● **WRITTEN EXERCISE**: Extract each record and reproduce it exactly.

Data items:
>> START
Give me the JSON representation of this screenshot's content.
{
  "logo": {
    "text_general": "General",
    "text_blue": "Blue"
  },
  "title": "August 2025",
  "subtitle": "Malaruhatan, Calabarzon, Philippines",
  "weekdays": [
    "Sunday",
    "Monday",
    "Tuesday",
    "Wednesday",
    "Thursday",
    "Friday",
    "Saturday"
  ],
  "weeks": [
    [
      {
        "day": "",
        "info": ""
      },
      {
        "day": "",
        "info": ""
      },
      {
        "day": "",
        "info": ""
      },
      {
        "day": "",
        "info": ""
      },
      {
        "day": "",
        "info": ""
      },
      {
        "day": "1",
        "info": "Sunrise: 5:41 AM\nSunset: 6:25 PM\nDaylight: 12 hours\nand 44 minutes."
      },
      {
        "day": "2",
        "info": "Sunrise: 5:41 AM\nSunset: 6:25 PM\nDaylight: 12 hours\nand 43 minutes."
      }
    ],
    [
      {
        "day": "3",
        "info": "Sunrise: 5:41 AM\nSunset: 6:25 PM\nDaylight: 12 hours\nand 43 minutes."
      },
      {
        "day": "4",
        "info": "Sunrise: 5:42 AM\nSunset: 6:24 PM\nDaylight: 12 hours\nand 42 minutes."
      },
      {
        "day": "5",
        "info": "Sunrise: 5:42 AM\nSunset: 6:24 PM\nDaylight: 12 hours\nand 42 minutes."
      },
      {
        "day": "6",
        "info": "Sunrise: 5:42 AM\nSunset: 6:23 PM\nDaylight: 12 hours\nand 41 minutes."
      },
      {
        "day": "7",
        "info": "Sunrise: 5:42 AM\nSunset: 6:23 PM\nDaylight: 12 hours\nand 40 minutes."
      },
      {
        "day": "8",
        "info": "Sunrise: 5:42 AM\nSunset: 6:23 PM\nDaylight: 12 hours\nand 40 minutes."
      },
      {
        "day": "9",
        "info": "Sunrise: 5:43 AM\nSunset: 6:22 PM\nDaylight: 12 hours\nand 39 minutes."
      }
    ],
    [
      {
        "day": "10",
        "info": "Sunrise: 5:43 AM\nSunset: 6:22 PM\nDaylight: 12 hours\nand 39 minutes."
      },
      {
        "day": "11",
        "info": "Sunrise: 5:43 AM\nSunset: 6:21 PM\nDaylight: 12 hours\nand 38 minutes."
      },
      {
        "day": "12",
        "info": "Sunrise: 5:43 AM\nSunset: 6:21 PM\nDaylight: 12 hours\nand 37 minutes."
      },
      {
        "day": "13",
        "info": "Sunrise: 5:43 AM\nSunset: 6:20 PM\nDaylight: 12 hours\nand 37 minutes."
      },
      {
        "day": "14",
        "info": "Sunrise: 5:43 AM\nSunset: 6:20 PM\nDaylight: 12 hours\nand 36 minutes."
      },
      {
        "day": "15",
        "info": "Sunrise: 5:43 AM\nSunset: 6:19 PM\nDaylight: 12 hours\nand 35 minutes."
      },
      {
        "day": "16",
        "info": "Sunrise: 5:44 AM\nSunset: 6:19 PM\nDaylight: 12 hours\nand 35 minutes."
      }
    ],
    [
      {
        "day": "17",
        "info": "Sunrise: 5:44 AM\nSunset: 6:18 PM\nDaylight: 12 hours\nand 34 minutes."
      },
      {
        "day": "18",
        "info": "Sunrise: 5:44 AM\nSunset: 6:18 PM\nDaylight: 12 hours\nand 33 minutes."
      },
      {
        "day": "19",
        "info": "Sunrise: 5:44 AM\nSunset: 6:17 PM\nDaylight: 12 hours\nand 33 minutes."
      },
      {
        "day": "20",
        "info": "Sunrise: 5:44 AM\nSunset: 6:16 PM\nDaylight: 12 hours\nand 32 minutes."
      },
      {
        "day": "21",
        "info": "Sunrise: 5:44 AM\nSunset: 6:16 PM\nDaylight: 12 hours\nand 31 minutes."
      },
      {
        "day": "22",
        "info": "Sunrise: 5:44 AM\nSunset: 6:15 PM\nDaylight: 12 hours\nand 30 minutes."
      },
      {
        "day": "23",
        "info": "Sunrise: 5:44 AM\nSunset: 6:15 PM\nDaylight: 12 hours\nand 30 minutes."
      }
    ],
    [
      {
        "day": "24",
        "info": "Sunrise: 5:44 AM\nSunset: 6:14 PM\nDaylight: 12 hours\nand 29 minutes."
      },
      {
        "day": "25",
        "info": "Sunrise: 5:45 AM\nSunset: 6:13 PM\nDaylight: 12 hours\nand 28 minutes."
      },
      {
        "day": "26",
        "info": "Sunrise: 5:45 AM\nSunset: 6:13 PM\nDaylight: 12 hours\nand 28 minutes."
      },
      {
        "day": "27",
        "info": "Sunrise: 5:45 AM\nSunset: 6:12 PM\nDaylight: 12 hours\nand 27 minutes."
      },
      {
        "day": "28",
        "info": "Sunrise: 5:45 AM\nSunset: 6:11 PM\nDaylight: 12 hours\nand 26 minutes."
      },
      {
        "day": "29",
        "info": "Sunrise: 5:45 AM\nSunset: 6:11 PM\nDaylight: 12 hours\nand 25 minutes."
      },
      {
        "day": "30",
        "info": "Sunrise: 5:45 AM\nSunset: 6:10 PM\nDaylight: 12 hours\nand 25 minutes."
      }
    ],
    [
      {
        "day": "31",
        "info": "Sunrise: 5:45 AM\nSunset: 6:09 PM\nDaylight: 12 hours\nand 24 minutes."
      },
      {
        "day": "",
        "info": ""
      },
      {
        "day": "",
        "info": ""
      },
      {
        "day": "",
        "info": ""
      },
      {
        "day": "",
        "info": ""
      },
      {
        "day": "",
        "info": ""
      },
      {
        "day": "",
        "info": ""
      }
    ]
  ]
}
>> END
● **SOLVED PROBLEM**:
Give me the JSON representation of this screenshot's content.
{
  "logo": {
    "text_general": "General",
    "text_blue": "Blue"
  },
  "title": "August 2025",
  "subtitle": "Malaruhatan, Calabarzon, Philippines",
  "weekdays": [
    "Sunday",
    "Monday",
    "Tuesday",
    "Wednesday",
    "Thursday",
    "Friday",
    "Saturday"
  ],
  "weeks": [
    [
      {
        "day": "",
        "info": ""
      },
      {
        "day": "",
        "info": ""
      },
      {
        "day": "",
        "info": ""
      },
      {
        "day": "",
        "info": ""
      },
      {
        "day": "",
        "info": ""
      },
      {
        "day": "1",
        "info": "Sunrise: 5:41 AM\nSunset: 6:25 PM\nDaylight: 12 hours\nand 44 minutes."
      },
      {
        "day": "2",
        "info": "Sunrise: 5:41 AM\nSunset: 6:25 PM\nDaylight: 12 hours\nand 43 minutes."
      }
    ],
    [
      {
        "day": "3",
        "info": "Sunrise: 5:41 AM\nSunset: 6:25 PM\nDaylight: 12 hours\nand 43 minutes."
      },
      {
        "day": "4",
        "info": "Sunrise: 5:42 AM\nSunset: 6:24 PM\nDaylight: 12 hours\nand 42 minutes."
      },
      {
        "day": "5",
        "info": "Sunrise: 5:42 AM\nSunset: 6:24 PM\nDaylight: 12 hours\nand 42 minutes."
      },
      {
        "day": "6",
        "info": "Sunrise: 5:42 AM\nSunset: 6:23 PM\nDaylight: 12 hours\nand 41 minutes."
      },
      {
        "day": "7",
        "info": "Sunrise: 5:42 AM\nSunset: 6:23 PM\nDaylight: 12 hours\nand 40 minutes."
      },
      {
        "day": "8",
        "info": "Sunrise: 5:42 AM\nSunset: 6:23 PM\nDaylight: 12 hours\nand 40 minutes."
      },
      {
        "day": "9",
        "info": "Sunrise: 5:43 AM\nSunset: 6:22 PM\nDaylight: 12 hours\nand 39 minutes."
      }
    ],
    [
      {
        "day": "10",
        "info": "Sunrise: 5:43 AM\nSunset: 6:22 PM\nDaylight: 12 hours\nand 39 minutes."
      },
      {
        "day": "11",
        "info": "Sunrise: 5:43 AM\nSunset: 6:21 PM\nDaylight: 12 hours\nand 38 minutes."
      },
      {
        "day": "12",
        "info": "Sunrise: 5:43 AM\nSunset: 6:21 PM\nDaylight: 12 hours\nand 37 minutes."
      },
      {
        "day": "13",
        "info": "Sunrise: 5:43 AM\nSunset: 6:20 PM\nDaylight: 12 hours\nand 37 minutes."
      },
      {
        "day": "14",
        "info": "Sunrise: 5:43 AM\nSunset: 6:20 PM\nDaylight: 12 hours\nand 36 minutes."
      },
      {
        "day": "15",
        "info": "Sunrise: 5:43 AM\nSunset: 6:19 PM\nDaylight: 12 hours\nand 35 minutes."
      },
      {
        "day": "16",
        "info": "Sunrise: 5:44 AM\nSunset: 6:19 PM\nDaylight: 12 hours\nand 35 minutes."
      }
    ],
    [
      {
        "day": "17",
        "info": "Sunrise: 5:44 AM\nSunset: 6:18 PM\nDaylight: 12 hours\nand 34 minutes."
      },
      {
        "day": "18",
        "info": "Sunrise: 5:44 AM\nSunset: 6:18 PM\nDaylight: 12 hours\nand 33 minutes."
      },
      {
        "day": "19",
        "info": "Sunrise: 5:44 AM\nSunset: 6:17 PM\nDaylight: 12 hours\nand 33 minutes."
      },
      {
        "day": "20",
        "info": "Sunrise: 5:44 AM\nSunset: 6:16 PM\nDaylight: 12 hours\nand 32 minutes."
      },
      {
        "day": "21",
        "info": "Sunrise: 5:44 AM\nSunset: 6:16 PM\nDaylight: 12 hours\nand 31 minutes."
      },
      {
        "day": "22",
        "info": "Sunrise: 5:44 AM\nSunset: 6:15 PM\nDaylight: 12 hours\nand 30 minutes."
      },
      {
        "day": "23",
        "info": "Sunrise: 5:44 AM\nSunset: 6:15 PM\nDaylight: 12 hours\nand 30 minutes."
      }
    ],
    [
      {
        "day": "24",
        "info": "Sunrise: 5:44 AM\nSunset: 6:14 PM\nDaylight: 12 hours\nand 29 minutes."
      },
      {
        "day": "25",
        "info": "Sunrise: 5:45 AM\nSunset: 6:13 PM\nDaylight: 12 hours\nand 28 minutes."
      },
      {
        "day": "26",
        "info": "Sunrise: 5:45 AM\nSunset: 6:13 PM\nDaylight: 12 hours\nand 28 minutes."
      },
      {
        "day": "27",
        "info": "Sunrise: 5:45 AM\nSunset: 6:12 PM\nDaylight: 12 hours\nand 27 minutes."
      },
      {
        "day": "28",
        "info": "Sunrise: 5:45 AM\nSunset: 6:11 PM\nDaylight: 12 hours\nand 26 minutes."
      },
      {
        "day": "29",
        "info": "Sunrise: 5:45 AM\nSunset: 6:11 PM\nDaylight: 12 hours\nand 25 minutes."
      },
      {
        "day": "30",
        "info": "Sunrise: 5:45 AM\nSunset: 6:10 PM\nDaylight: 12 hours\nand 25 minutes."
      }
    ],
    [
      {
        "day": "31",
        "info": "Sunrise: 5:45 AM\nSunset: 6:09 PM\nDaylight: 12 hours\nand 24 minutes."
      },
      {
        "day": "",
        "info": ""
      },
      {
        "day": "",
        "info": ""
      },
      {
        "day": "",
        "info": ""
      },
      {
        "day": "",
        "info": ""
      },
      {
        "day": "",
        "info": ""
      },
      {
        "day": "",
        "info": ""
      }
    ]
  ]
}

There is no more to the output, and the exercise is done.